■ REQUIRED WORK
Search the material for "ylabel" and copy each line in which it is found.

■ EXERCISE MATERIAL
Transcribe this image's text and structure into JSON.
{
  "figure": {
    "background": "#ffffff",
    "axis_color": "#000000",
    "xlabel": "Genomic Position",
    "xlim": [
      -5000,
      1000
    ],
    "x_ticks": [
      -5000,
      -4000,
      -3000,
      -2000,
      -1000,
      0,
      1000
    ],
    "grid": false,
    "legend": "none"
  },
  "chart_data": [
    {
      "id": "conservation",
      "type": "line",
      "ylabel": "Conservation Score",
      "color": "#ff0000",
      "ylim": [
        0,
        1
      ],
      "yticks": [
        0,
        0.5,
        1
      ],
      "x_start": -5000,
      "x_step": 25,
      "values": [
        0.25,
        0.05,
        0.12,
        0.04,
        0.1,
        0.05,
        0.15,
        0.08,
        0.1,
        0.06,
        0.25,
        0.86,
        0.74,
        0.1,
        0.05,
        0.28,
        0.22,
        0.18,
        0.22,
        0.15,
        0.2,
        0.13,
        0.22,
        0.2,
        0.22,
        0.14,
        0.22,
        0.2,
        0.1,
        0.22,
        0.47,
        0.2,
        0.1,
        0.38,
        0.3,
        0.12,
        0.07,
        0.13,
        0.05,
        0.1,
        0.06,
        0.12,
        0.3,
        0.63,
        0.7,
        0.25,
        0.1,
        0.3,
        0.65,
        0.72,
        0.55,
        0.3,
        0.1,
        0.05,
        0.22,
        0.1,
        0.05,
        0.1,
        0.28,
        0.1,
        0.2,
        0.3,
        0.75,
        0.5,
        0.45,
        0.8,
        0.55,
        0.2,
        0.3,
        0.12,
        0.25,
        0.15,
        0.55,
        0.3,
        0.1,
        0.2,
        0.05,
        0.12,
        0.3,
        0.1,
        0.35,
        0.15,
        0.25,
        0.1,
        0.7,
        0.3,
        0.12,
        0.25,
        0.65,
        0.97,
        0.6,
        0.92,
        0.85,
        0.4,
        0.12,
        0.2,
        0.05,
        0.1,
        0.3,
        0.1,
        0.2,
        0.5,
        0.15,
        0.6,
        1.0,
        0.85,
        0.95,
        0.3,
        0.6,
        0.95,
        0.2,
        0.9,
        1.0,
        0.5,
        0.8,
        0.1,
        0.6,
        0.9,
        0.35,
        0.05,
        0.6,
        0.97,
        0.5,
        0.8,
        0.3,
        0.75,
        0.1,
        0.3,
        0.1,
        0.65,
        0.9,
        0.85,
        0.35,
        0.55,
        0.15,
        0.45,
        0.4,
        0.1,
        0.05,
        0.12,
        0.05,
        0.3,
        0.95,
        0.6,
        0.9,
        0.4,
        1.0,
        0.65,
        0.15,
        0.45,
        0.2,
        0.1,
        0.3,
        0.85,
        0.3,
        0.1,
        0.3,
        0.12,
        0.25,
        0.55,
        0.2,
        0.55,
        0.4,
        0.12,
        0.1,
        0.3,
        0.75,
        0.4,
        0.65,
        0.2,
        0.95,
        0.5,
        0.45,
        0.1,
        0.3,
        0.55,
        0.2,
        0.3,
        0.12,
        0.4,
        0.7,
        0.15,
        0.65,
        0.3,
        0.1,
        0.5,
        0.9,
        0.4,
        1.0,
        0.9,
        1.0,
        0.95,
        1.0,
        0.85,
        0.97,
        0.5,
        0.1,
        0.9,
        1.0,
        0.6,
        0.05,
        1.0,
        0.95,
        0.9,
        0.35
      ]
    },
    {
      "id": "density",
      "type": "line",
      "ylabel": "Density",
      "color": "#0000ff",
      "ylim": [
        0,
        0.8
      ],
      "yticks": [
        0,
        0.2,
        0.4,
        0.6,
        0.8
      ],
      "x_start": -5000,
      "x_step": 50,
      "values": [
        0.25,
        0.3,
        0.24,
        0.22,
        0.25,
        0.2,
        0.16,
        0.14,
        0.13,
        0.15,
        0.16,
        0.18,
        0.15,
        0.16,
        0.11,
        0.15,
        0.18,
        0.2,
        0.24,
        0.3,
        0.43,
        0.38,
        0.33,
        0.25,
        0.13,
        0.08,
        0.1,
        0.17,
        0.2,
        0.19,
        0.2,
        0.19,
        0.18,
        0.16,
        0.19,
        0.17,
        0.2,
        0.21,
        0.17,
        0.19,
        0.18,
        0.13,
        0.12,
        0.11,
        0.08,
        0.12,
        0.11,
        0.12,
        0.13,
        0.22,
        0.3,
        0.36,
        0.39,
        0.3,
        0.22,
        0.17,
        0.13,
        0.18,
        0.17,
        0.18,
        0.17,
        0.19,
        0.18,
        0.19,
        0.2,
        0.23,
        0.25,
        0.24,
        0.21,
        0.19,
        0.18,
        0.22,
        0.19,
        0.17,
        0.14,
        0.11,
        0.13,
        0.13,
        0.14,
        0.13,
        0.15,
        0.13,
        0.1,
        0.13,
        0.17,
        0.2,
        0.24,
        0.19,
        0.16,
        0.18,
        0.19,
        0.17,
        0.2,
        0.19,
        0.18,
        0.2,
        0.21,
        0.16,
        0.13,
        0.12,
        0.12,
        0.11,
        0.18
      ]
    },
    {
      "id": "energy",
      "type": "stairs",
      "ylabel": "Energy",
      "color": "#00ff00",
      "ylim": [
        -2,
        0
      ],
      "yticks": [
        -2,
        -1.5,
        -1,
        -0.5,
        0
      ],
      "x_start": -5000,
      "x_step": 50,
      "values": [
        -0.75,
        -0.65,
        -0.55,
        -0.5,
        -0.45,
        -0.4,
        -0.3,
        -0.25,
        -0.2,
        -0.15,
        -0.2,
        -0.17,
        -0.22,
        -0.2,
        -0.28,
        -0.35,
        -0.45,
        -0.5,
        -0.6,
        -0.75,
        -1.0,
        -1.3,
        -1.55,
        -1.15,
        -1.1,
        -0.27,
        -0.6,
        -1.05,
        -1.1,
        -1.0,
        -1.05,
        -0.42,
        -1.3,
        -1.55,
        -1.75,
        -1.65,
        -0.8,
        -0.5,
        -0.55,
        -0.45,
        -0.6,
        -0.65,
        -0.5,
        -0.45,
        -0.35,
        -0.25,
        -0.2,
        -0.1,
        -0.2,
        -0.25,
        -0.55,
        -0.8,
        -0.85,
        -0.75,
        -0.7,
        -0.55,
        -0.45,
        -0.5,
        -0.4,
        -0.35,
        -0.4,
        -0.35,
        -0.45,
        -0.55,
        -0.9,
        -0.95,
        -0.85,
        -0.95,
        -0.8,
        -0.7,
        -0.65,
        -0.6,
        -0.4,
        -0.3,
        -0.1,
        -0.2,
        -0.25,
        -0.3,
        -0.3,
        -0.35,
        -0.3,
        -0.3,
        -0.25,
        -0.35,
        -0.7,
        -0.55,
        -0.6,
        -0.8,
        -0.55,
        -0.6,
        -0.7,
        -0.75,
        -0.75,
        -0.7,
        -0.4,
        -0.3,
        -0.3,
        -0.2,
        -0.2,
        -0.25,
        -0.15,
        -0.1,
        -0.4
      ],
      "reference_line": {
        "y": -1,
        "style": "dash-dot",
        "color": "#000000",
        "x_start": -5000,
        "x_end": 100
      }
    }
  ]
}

■ ANSWER TO THE EXERCISE
      "ylabel": "Conservation Score",
      "ylabel": "Density",
      "ylabel": "Energy",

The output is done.